____ Given records
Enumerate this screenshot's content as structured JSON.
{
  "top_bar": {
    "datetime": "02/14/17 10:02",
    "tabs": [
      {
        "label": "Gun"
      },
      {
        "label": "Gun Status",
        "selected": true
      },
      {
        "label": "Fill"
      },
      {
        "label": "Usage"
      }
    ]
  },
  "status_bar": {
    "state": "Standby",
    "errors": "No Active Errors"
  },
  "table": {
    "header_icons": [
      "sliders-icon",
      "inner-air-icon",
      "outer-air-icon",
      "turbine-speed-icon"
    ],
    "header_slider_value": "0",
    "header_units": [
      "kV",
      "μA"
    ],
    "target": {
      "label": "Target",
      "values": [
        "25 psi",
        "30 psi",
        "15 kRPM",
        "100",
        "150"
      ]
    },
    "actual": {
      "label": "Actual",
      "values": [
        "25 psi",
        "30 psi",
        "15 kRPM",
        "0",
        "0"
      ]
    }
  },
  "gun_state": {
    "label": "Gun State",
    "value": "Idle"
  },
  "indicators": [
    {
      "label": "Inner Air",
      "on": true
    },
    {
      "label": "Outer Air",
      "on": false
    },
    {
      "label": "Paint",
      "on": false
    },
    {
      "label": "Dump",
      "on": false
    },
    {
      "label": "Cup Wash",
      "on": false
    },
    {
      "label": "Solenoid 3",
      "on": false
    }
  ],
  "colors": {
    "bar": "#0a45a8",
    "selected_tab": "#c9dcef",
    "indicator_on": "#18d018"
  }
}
________
Write all of the records out again exactly.

Enumerate this screenshot's content as structured JSON.
{
  "top_bar": {
    "datetime": "02/14/17 10:02",
    "tabs": [
      {
        "label": "Gun"
      },
      {
        "label": "Gun Status",
        "selected": true
      },
      {
        "label": "Fill"
      },
      {
        "label": "Usage"
      }
    ]
  },
  "status_bar": {
    "state": "Standby",
    "errors": "No Active Errors"
  },
  "table": {
    "header_icons": [
      "sliders-icon",
      "inner-air-icon",
      "outer-air-icon",
      "turbine-speed-icon"
    ],
    "header_slider_value": "0",
    "header_units": [
      "kV",
      "μA"
    ],
    "target": {
      "label": "Target",
      "values": [
        "25 psi",
        "30 psi",
        "15 kRPM",
        "100",
        "150"
      ]
    },
    "actual": {
      "label": "Actual",
      "values": [
        "25 psi",
        "30 psi",
        "15 kRPM",
        "0",
        "0"
      ]
    }
  },
  "gun_state": {
    "label": "Gun State",
    "value": "Idle"
  },
  "indicators": [
    {
      "label": "Inner Air",
      "on": true
    },
    {
      "label": "Outer Air",
      "on": false
    },
    {
      "label": "Paint",
      "on": false
    },
    {
      "label": "Dump",
      "on": false
    },
    {
      "label": "Cup Wash",
      "on": false
    },
    {
      "label": "Solenoid 3",
      "on": false
    }
  ],
  "colors": {
    "bar": "#0a45a8",
    "selected_tab": "#c9dcef",
    "indicator_on": "#18d018"
  }
}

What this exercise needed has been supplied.